Omit every image, and transcribe the remaining entries exactly as given.
____ EXERCISE MATERIAL
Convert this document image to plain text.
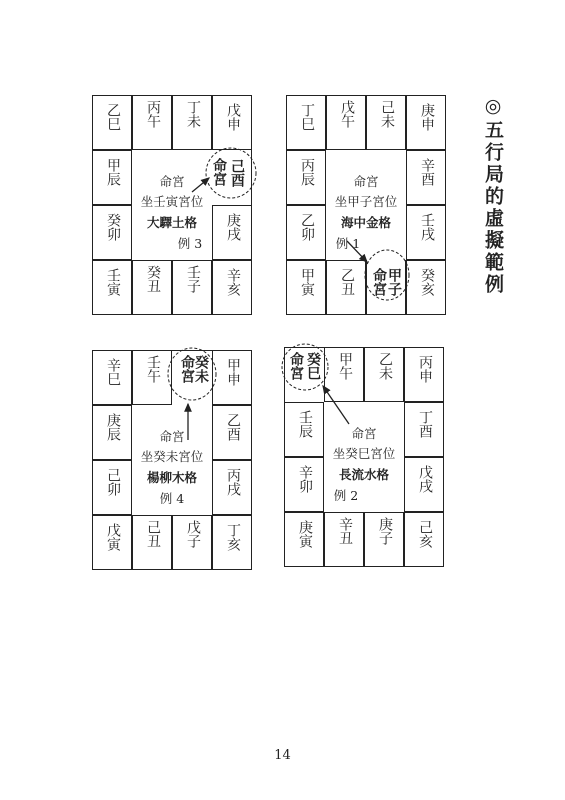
◎五行局的虛擬範例
乙巳 丙午 丁未 戊申
己酉
庚戌
辛亥
壬子
癸丑
壬寅
癸卯
甲辰	命宮
命宮
坐壬寅宮位
大驛土格
例 3
丁巳 戊午 己未 庚申
辛酉
壬戌
癸亥
甲子
乙丑
甲寅
乙卯
丙辰
命宮
命宮
坐甲子宮位
海中金格
例 1
辛巳 壬午 癸未 甲申
乙酉
丙戌
丁亥
戊子
己丑
戊寅
己卯
庚辰
命宮
命宮
坐癸未宮位
楊柳木格
例 4
癸巳 甲午 乙未 丙申
丁酉
戊戌
己亥
庚子
辛丑
庚寅
辛卯
壬辰
命宮
命宮
坐癸巳宮位
長流水格
例 2
14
________
__TASK SOLUTION__
Convert this document image to plain text.
◎五行局的虛擬範例
乙巳 丙午 丁未 戊申
己酉
庚戌
辛亥
壬子
癸丑
壬寅
癸卯
甲辰	命宮
命宮
坐壬寅宮位
大驛土格
例 3
丁巳 戊午 己未 庚申
辛酉
壬戌
癸亥
甲子
乙丑
甲寅
乙卯
丙辰
命宮
命宮
坐甲子宮位
海中金格
例 1
辛巳 壬午 癸未 甲申
乙酉
丙戌
丁亥
戊子
己丑
戊寅
己卯
庚辰
命宮
命宮
坐癸未宮位
楊柳木格
例 4
癸巳 甲午 乙未 丙申
丁酉
戊戌
己亥
庚子
辛丑
庚寅
辛卯
壬辰
命宮
命宮
坐癸巳宮位
長流水格
例 2
14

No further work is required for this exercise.